● **What is expected**
Repeat, line for line, the entries printed below.

● **Data entries**
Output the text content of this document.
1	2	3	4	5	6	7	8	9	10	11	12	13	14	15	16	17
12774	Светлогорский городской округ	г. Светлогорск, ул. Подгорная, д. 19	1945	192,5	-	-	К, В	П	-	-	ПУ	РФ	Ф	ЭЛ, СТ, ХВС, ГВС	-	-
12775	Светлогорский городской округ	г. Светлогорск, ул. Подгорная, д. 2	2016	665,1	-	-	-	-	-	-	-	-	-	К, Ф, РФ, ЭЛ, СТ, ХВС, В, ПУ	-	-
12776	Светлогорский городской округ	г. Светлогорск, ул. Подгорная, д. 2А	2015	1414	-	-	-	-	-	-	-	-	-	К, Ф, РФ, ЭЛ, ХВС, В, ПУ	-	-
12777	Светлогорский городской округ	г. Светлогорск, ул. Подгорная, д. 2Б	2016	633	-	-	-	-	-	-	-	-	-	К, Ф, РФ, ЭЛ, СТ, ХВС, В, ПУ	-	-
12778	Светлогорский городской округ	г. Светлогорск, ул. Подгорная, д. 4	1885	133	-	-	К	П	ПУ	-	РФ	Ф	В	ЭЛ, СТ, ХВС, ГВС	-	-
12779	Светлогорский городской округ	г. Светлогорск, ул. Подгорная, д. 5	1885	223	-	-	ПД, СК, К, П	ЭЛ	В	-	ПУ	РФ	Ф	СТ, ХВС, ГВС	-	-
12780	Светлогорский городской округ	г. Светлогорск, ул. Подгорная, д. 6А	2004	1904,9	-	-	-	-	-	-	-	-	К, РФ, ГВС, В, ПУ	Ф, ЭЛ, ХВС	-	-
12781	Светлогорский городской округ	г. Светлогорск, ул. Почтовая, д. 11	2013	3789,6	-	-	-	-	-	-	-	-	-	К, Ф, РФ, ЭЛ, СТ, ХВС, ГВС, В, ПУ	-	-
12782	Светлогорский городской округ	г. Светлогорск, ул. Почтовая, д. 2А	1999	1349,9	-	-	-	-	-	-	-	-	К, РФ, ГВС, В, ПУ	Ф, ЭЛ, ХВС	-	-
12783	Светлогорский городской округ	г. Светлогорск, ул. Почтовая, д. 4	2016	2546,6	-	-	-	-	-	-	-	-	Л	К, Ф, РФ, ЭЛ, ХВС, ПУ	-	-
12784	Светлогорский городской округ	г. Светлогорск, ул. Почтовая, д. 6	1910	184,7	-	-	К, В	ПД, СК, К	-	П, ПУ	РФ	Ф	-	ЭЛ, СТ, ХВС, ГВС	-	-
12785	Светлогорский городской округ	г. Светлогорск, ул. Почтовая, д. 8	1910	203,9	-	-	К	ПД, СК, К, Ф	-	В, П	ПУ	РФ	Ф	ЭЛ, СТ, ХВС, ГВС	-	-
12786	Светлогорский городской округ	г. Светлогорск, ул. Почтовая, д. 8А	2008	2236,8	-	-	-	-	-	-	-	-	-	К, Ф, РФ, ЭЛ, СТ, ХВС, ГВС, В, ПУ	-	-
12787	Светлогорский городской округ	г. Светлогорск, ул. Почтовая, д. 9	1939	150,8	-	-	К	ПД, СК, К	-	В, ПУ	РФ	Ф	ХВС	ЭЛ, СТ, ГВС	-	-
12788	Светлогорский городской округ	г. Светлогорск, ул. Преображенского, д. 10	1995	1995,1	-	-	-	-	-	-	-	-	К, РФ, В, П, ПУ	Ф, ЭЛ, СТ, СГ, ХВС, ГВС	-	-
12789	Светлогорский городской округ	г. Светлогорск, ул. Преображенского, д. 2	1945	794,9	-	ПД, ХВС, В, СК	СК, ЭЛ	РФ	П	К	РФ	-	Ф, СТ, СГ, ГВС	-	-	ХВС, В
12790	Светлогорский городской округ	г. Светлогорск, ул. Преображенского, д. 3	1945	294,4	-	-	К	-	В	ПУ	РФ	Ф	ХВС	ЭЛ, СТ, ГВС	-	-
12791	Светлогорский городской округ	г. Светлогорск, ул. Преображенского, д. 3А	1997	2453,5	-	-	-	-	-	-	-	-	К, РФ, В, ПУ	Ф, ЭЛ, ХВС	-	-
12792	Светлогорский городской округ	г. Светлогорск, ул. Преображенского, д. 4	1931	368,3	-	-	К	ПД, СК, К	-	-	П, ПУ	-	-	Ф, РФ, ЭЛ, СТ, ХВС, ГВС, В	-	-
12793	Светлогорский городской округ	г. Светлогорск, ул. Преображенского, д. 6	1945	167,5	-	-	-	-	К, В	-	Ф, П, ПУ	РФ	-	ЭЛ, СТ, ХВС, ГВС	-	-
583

● **Task response**
Output the text content of this document.
1	2	3	4	5	6	7	8	9	10	11	12	13	14	15	16	17
12774	Светлогорский городской округ	г. Светлогорск, ул. Подгорная, д. 19	1945	192,5	-	-	К, В	П	-	-	ПУ	РФ	Ф	ЭЛ, СТ, ХВС, ГВС	-	-
12775	Светлогорский городской округ	г. Светлогорск, ул. Подгорная, д. 2	2016	665,1	-	-	-	-	-	-	-	-	-	К, Ф, РФ, ЭЛ, СТ, ХВС, В, ПУ	-	-
12776	Светлогорский городской округ	г. Светлогорск, ул. Подгорная, д. 2А	2015	1414	-	-	-	-	-	-	-	-	-	К, Ф, РФ, ЭЛ, ХВС, В, ПУ	-	-
12777	Светлогорский городской округ	г. Светлогорск, ул. Подгорная, д. 2Б	2016	633	-	-	-	-	-	-	-	-	-	К, Ф, РФ, ЭЛ, СТ, ХВС, В, ПУ	-	-
12778	Светлогорский городской округ	г. Светлогорск, ул. Подгорная, д. 4	1885	133	-	-	К	П	ПУ	-	РФ	Ф	В	ЭЛ, СТ, ХВС, ГВС	-	-
12779	Светлогорский городской округ	г. Светлогорск, ул. Подгорная, д. 5	1885	223	-	-	ПД, СК, К, П	ЭЛ	В	-	ПУ	РФ	Ф	СТ, ХВС, ГВС	-	-
12780	Светлогорский городской округ	г. Светлогорск, ул. Подгорная, д. 6А	2004	1904,9	-	-	-	-	-	-	-	-	К, РФ, ГВС, В, ПУ	Ф, ЭЛ, ХВС	-	-
12781	Светлогорский городской округ	г. Светлогорск, ул. Почтовая, д. 11	2013	3789,6	-	-	-	-	-	-	-	-	-	К, Ф, РФ, ЭЛ, СТ, ХВС, ГВС, В, ПУ	-	-
12782	Светлогорский городской округ	г. Светлогорск, ул. Почтовая, д. 2А	1999	1349,9	-	-	-	-	-	-	-	-	К, РФ, ГВС, В, ПУ	Ф, ЭЛ, ХВС	-	-
12783	Светлогорский городской округ	г. Светлогорск, ул. Почтовая, д. 4	2016	2546,6	-	-	-	-	-	-	-	-	Л	К, Ф, РФ, ЭЛ, ХВС, ПУ	-	-
12784	Светлогорский городской округ	г. Светлогорск, ул. Почтовая, д. 6	1910	184,7	-	-	К, В	ПД, СК, К	-	П, ПУ	РФ	Ф	-	ЭЛ, СТ, ХВС, ГВС	-	-
12785	Светлогорский городской округ	г. Светлогорск, ул. Почтовая, д. 8	1910	203,9	-	-	К	ПД, СК, К, Ф	-	В, П	ПУ	РФ	Ф	ЭЛ, СТ, ХВС, ГВС	-	-
12786	Светлогорский городской округ	г. Светлогорск, ул. Почтовая, д. 8А	2008	2236,8	-	-	-	-	-	-	-	-	-	К, Ф, РФ, ЭЛ, СТ, ХВС, ГВС, В, ПУ	-	-
12787	Светлогорский городской округ	г. Светлогорск, ул. Почтовая, д. 9	1939	150,8	-	-	К	ПД, СК, К	-	В, ПУ	РФ	Ф	ХВС	ЭЛ, СТ, ГВС	-	-
12788	Светлогорский городской округ	г. Светлогорск, ул. Преображенского, д. 10	1995	1995,1	-	-	-	-	-	-	-	-	К, РФ, В, П, ПУ	Ф, ЭЛ, СТ, СГ, ХВС, ГВС	-	-
12789	Светлогорский городской округ	г. Светлогорск, ул. Преображенского, д. 2	1945	794,9	-	ПД, ХВС, В, СК	СК, ЭЛ	РФ	П	К	РФ	-	Ф, СТ, СГ, ГВС	-	-	ХВС, В
12790	Светлогорский городской округ	г. Светлогорск, ул. Преображенского, д. 3	1945	294,4	-	-	К	-	В	ПУ	РФ	Ф	ХВС	ЭЛ, СТ, ГВС	-	-
12791	Светлогорский городской округ	г. Светлогорск, ул. Преображенского, д. 3А	1997	2453,5	-	-	-	-	-	-	-	-	К, РФ, В, ПУ	Ф, ЭЛ, ХВС	-	-
12792	Светлогорский городской округ	г. Светлогорск, ул. Преображенского, д. 4	1931	368,3	-	-	К	ПД, СК, К	-	-	П, ПУ	-	-	Ф, РФ, ЭЛ, СТ, ХВС, ГВС, В	-	-
12793	Светлогорский городской округ	г. Светлогорск, ул. Преображенского, д. 6	1945	167,5	-	-	-	-	К, В	-	Ф, П, ПУ	РФ	-	ЭЛ, СТ, ХВС, ГВС	-	-
583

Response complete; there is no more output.